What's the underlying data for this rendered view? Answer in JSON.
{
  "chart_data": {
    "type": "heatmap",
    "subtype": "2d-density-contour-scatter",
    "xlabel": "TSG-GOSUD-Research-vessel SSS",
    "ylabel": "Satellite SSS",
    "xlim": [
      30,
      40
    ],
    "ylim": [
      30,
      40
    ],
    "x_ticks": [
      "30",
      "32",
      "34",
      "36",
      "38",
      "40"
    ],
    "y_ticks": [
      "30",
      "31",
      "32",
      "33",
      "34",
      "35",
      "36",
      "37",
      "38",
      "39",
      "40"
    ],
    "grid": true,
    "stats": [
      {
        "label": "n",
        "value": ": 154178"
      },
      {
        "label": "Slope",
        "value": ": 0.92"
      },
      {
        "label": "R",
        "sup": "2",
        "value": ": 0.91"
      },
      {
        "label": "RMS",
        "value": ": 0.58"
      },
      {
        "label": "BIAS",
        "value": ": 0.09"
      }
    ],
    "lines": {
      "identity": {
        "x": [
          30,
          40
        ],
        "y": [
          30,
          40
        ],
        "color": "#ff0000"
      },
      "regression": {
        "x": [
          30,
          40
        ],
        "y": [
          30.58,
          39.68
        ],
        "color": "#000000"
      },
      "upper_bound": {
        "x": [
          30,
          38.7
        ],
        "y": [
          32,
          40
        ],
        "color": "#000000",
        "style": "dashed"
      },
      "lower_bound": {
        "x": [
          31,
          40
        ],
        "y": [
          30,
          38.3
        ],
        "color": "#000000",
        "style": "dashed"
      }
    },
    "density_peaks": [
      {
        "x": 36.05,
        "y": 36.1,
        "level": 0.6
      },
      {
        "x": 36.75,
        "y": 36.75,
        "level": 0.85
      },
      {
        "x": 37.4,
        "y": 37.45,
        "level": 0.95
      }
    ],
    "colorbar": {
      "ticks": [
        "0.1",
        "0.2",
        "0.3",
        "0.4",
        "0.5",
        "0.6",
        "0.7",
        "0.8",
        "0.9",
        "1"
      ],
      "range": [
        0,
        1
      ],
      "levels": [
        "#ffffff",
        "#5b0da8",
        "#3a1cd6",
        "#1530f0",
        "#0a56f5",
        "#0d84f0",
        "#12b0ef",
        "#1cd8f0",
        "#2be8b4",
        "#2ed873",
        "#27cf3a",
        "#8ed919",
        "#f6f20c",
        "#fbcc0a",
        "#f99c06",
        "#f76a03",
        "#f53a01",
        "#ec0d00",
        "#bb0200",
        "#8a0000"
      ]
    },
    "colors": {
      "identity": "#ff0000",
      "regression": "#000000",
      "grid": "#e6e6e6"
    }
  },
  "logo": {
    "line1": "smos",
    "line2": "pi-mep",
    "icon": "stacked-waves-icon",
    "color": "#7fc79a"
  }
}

**Exercise aim:** Return every record above exactly as it appears.

**Exercise output:**
What's the underlying data for this rendered view? Answer in JSON.
{
  "chart_data": {
    "type": "heatmap",
    "subtype": "2d-density-contour-scatter",
    "xlabel": "TSG-GOSUD-Research-vessel SSS",
    "ylabel": "Satellite SSS",
    "xlim": [
      30,
      40
    ],
    "ylim": [
      30,
      40
    ],
    "x_ticks": [
      "30",
      "32",
      "34",
      "36",
      "38",
      "40"
    ],
    "y_ticks": [
      "30",
      "31",
      "32",
      "33",
      "34",
      "35",
      "36",
      "37",
      "38",
      "39",
      "40"
    ],
    "grid": true,
    "stats": [
      {
        "label": "n",
        "value": ": 154178"
      },
      {
        "label": "Slope",
        "value": ": 0.92"
      },
      {
        "label": "R",
        "sup": "2",
        "value": ": 0.91"
      },
      {
        "label": "RMS",
        "value": ": 0.58"
      },
      {
        "label": "BIAS",
        "value": ": 0.09"
      }
    ],
    "lines": {
      "identity": {
        "x": [
          30,
          40
        ],
        "y": [
          30,
          40
        ],
        "color": "#ff0000"
      },
      "regression": {
        "x": [
          30,
          40
        ],
        "y": [
          30.58,
          39.68
        ],
        "color": "#000000"
      },
      "upper_bound": {
        "x": [
          30,
          38.7
        ],
        "y": [
          32,
          40
        ],
        "color": "#000000",
        "style": "dashed"
      },
      "lower_bound": {
        "x": [
          31,
          40
        ],
        "y": [
          30,
          38.3
        ],
        "color": "#000000",
        "style": "dashed"
      }
    },
    "density_peaks": [
      {
        "x": 36.05,
        "y": 36.1,
        "level": 0.6
      },
      {
        "x": 36.75,
        "y": 36.75,
        "level": 0.85
      },
      {
        "x": 37.4,
        "y": 37.45,
        "level": 0.95
      }
    ],
    "colorbar": {
      "ticks": [
        "0.1",
        "0.2",
        "0.3",
        "0.4",
        "0.5",
        "0.6",
        "0.7",
        "0.8",
        "0.9",
        "1"
      ],
      "range": [
        0,
        1
      ],
      "levels": [
        "#ffffff",
        "#5b0da8",
        "#3a1cd6",
        "#1530f0",
        "#0a56f5",
        "#0d84f0",
        "#12b0ef",
        "#1cd8f0",
        "#2be8b4",
        "#2ed873",
        "#27cf3a",
        "#8ed919",
        "#f6f20c",
        "#fbcc0a",
        "#f99c06",
        "#f76a03",
        "#f53a01",
        "#ec0d00",
        "#bb0200",
        "#8a0000"
      ]
    },
    "colors": {
      "identity": "#ff0000",
      "regression": "#000000",
      "grid": "#e6e6e6"
    }
  },
  "logo": {
    "line1": "smos",
    "line2": "pi-mep",
    "icon": "stacked-waves-icon",
    "color": "#7fc79a"
  }
}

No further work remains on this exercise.